* [GOAL] Go through the entries and count the lines with the string "评分量表" in them. Give only that number.

.....

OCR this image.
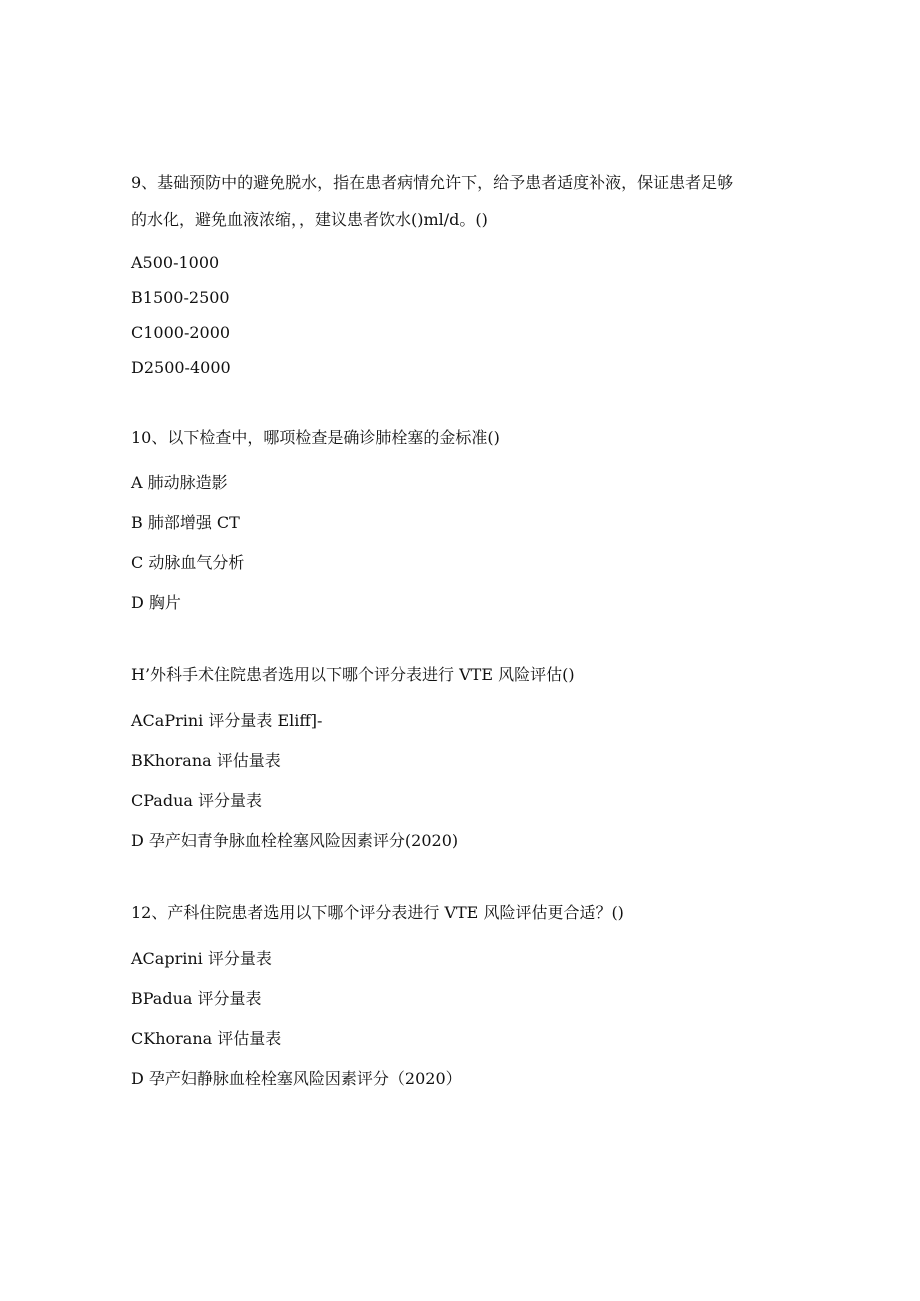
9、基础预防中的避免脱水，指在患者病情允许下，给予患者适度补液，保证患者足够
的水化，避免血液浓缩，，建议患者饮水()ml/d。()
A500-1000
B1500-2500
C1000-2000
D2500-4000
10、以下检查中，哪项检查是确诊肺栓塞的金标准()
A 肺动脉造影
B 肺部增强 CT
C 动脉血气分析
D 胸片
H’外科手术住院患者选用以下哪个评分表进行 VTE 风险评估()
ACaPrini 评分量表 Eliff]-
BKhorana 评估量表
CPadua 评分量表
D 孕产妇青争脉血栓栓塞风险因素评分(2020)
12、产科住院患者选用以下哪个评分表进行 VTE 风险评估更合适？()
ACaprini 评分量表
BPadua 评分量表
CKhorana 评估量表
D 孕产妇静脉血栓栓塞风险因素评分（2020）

.....

* [EXERCISE ANSWER] 4